** start Provided information **

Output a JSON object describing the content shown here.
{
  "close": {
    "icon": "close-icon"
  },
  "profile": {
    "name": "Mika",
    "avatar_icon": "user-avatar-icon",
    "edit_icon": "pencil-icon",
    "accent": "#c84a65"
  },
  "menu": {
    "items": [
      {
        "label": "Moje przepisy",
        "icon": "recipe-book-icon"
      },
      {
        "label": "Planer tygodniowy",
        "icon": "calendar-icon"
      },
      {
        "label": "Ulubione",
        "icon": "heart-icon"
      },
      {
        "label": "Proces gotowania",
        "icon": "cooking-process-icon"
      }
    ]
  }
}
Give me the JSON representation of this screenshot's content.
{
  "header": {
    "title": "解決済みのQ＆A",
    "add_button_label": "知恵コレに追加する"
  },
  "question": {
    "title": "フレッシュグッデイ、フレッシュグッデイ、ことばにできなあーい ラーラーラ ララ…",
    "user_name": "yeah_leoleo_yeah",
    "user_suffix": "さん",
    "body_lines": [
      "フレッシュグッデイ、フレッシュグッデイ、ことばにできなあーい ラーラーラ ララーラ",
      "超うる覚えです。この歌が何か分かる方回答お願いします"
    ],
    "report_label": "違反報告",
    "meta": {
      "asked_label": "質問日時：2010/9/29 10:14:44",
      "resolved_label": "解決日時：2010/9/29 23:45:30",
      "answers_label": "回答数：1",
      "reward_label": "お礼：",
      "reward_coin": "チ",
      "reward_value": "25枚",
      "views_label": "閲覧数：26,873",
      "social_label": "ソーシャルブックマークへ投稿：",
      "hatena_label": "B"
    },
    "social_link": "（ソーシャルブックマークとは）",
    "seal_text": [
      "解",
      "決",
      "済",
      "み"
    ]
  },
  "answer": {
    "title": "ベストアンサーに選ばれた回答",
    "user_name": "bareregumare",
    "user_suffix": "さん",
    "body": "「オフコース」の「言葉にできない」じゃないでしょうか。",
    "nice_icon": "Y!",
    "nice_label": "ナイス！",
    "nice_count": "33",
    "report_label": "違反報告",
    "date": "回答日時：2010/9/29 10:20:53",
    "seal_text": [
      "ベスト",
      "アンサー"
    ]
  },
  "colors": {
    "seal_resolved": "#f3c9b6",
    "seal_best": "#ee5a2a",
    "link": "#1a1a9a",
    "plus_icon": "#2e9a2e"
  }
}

** end Provided information **

▶ **What to do**: Transcribe only the trailing portion of the entries above: the line that contains "Give me the" and each line after it.

▶ **Answer for this exercise**:
Give me the JSON representation of this screenshot's content.
{
  "header": {
    "title": "解決済みのQ＆A",
    "add_button_label": "知恵コレに追加する"
  },
  "question": {
    "title": "フレッシュグッデイ、フレッシュグッデイ、ことばにできなあーい ラーラーラ ララ…",
    "user_name": "yeah_leoleo_yeah",
    "user_suffix": "さん",
    "body_lines": [
      "フレッシュグッデイ、フレッシュグッデイ、ことばにできなあーい ラーラーラ ララーラ",
      "超うる覚えです。この歌が何か分かる方回答お願いします"
    ],
    "report_label": "違反報告",
    "meta": {
      "asked_label": "質問日時：2010/9/29 10:14:44",
      "resolved_label": "解決日時：2010/9/29 23:45:30",
      "answers_label": "回答数：1",
      "reward_label": "お礼：",
      "reward_coin": "チ",
      "reward_value": "25枚",
      "views_label": "閲覧数：26,873",
      "social_label": "ソーシャルブックマークへ投稿：",
      "hatena_label": "B"
    },
    "social_link": "（ソーシャルブックマークとは）",
    "seal_text": [
      "解",
      "決",
      "済",
      "み"
    ]
  },
  "answer": {
    "title": "ベストアンサーに選ばれた回答",
    "user_name": "bareregumare",
    "user_suffix": "さん",
    "body": "「オフコース」の「言葉にできない」じゃないでしょうか。",
    "nice_icon": "Y!",
    "nice_label": "ナイス！",
    "nice_count": "33",
    "report_label": "違反報告",
    "date": "回答日時：2010/9/29 10:20:53",
    "seal_text": [
      "ベスト",
      "アンサー"
    ]
  },
  "colors": {
    "seal_resolved": "#f3c9b6",
    "seal_best": "#ee5a2a",
    "link": "#1a1a9a",
    "plus_icon": "#2e9a2e"
  }
}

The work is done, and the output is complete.